» WRITTEN EXERCISE: Read the listing below and copy out every line that holds "less".

(Data records)
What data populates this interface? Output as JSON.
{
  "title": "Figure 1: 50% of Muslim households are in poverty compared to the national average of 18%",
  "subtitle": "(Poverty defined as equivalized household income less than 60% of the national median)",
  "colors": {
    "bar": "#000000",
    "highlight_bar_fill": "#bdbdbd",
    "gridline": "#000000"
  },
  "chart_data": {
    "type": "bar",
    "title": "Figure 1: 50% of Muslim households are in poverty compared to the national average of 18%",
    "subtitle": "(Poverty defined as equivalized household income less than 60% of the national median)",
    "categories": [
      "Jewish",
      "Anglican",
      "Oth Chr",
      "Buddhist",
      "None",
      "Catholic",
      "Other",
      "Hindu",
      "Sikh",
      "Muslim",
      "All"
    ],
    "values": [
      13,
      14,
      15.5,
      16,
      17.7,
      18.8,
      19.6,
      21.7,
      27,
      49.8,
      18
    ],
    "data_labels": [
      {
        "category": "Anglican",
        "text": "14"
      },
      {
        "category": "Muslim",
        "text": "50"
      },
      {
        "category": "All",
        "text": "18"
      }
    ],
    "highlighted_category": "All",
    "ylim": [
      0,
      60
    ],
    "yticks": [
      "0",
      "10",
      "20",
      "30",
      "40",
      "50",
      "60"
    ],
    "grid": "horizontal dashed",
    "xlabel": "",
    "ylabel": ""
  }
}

--

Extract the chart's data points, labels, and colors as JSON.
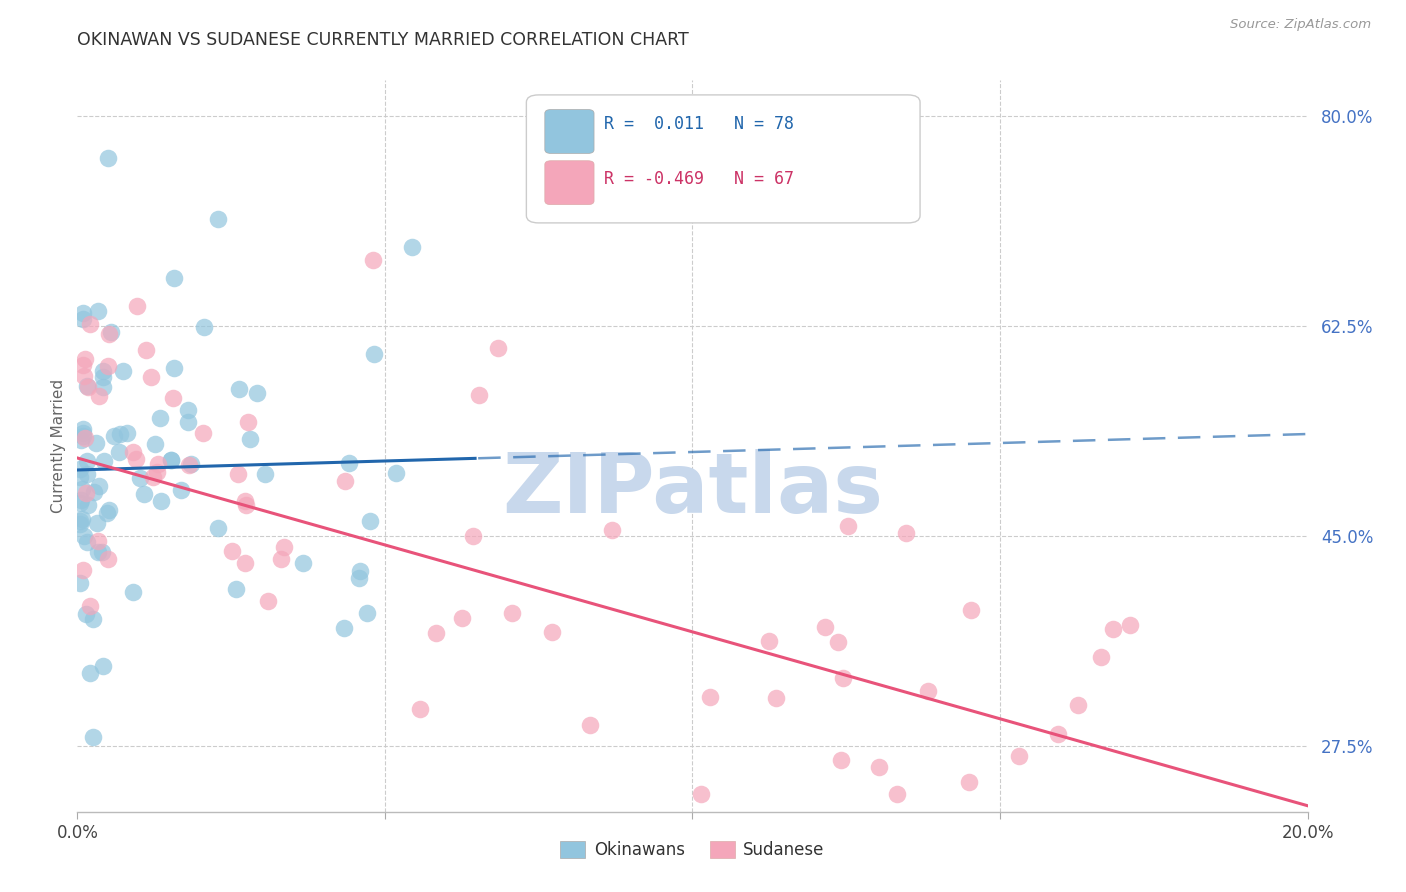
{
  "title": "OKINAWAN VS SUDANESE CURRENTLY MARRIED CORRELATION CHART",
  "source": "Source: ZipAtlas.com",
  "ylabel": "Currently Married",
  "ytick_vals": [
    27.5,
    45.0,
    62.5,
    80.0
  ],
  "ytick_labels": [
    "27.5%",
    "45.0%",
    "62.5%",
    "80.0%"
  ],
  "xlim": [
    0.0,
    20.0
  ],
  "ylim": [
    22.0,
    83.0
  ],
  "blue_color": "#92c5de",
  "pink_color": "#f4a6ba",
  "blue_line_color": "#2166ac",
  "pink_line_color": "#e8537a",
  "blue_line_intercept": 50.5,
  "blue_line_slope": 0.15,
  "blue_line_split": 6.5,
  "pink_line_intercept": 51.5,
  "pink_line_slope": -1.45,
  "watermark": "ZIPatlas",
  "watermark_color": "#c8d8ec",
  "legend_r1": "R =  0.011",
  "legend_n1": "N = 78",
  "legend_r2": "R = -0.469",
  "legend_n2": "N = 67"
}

...

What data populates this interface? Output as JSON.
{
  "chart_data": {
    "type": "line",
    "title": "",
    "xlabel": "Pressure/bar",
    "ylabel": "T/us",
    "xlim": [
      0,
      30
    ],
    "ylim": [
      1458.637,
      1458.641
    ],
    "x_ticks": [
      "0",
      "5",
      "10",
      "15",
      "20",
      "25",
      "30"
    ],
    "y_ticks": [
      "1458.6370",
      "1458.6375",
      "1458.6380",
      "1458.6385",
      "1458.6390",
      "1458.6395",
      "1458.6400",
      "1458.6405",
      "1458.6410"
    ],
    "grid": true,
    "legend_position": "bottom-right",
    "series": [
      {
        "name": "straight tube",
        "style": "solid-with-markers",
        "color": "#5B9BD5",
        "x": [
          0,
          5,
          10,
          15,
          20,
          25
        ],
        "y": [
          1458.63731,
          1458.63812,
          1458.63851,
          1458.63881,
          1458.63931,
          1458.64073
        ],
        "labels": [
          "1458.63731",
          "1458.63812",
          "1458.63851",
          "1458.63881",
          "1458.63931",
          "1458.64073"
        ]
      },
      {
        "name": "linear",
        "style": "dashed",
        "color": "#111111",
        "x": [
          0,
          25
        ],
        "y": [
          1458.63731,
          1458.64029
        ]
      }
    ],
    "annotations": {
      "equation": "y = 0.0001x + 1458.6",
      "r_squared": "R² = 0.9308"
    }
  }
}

» SOLUTION FOR THIS PROBLEM:
  "subtitle": "(Poverty defined as equivalized household income less than 60% of the national median)",
    "subtitle": "(Poverty defined as equivalized household income less than 60% of the national median)",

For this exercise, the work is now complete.